-- Supplied material start --

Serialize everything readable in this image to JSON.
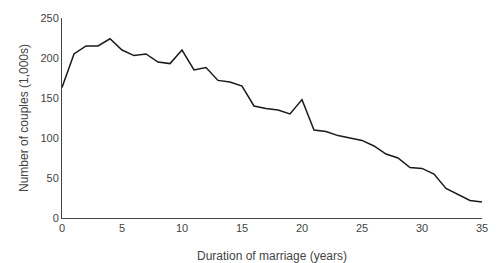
{
  "chart_data": {
    "type": "line",
    "x": [
      0,
      1,
      2,
      3,
      4,
      5,
      6,
      7,
      8,
      9,
      10,
      11,
      12,
      13,
      14,
      15,
      16,
      17,
      18,
      19,
      20,
      21,
      22,
      23,
      24,
      25,
      26,
      27,
      28,
      29,
      30,
      31,
      32,
      33,
      34,
      35
    ],
    "values": [
      163,
      205,
      215,
      215,
      224,
      210,
      203,
      205,
      195,
      193,
      210,
      185,
      188,
      172,
      170,
      165,
      140,
      137,
      135,
      130,
      148,
      110,
      108,
      103,
      100,
      97,
      90,
      80,
      75,
      63,
      62,
      55,
      37,
      30,
      22,
      20
    ],
    "xlabel": "Duration of marriage (years)",
    "ylabel": "Number of couples (1,000s)",
    "xlim": [
      0,
      35
    ],
    "ylim": [
      0,
      250
    ],
    "xticks": [
      0,
      5,
      10,
      15,
      20,
      25,
      30,
      35
    ],
    "yticks": [
      0,
      50,
      100,
      150,
      200,
      250
    ],
    "color": "#1a1a1a",
    "grid": false
  }
}
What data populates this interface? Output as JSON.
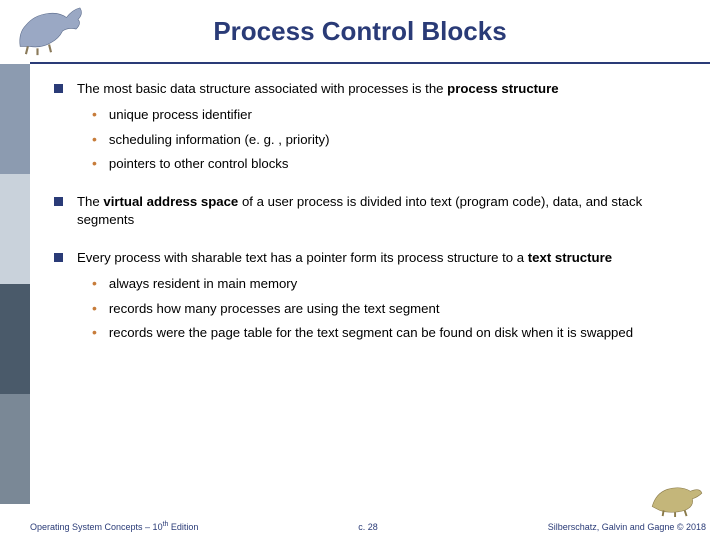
{
  "colors": {
    "accent": "#2a3b77",
    "sub_bullet": "#c77c3a",
    "sidebar": [
      "#8c9bb0",
      "#c9d2db",
      "#4a5a6a",
      "#7a8896"
    ]
  },
  "title": "Process Control Blocks",
  "bullets": [
    {
      "text_html": "The most basic data structure associated with processes is the <b>process structure</b>",
      "subs": [
        "unique process identifier",
        "scheduling information (e. g. , priority)",
        "pointers to other control blocks"
      ]
    },
    {
      "text_html": "The <b>virtual address space</b> of a user process is divided into text (program code), data, and stack segments",
      "subs": []
    },
    {
      "text_html": "Every process with sharable text has a pointer form its process structure to a <b>text structure</b>",
      "subs": [
        "always resident in main memory",
        "records how many processes are using the text segment",
        "records were the page table for the text segment can be found on disk when it is swapped"
      ]
    }
  ],
  "footer": {
    "left_html": "Operating System Concepts – 10<span class=\"sup\">th</span> Edition",
    "center": "c. 28",
    "right": "Silberschatz, Galvin and Gagne © 2018"
  }
}
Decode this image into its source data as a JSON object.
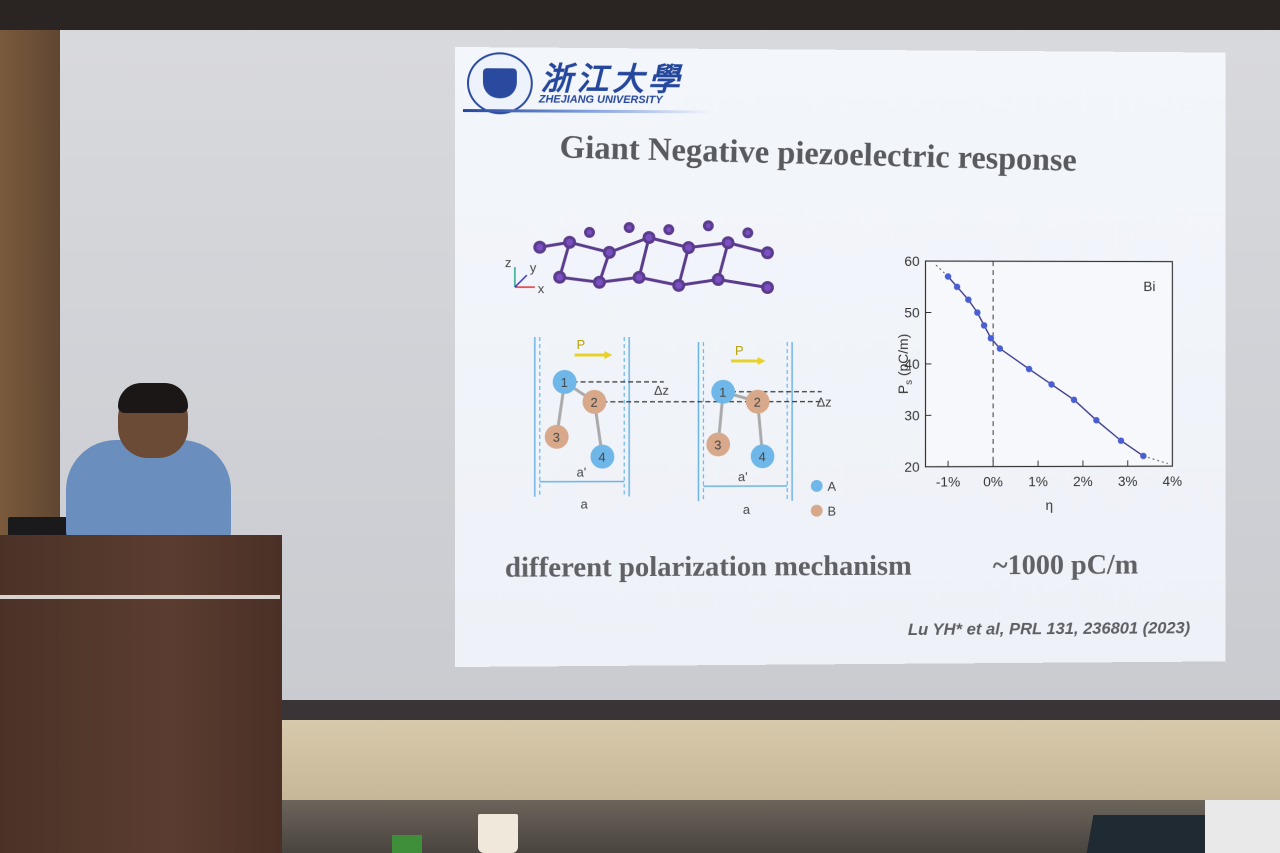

-- Supplied material end --

Problem description:
Report only how many lines in the listing contain the string "with".

Output below:
2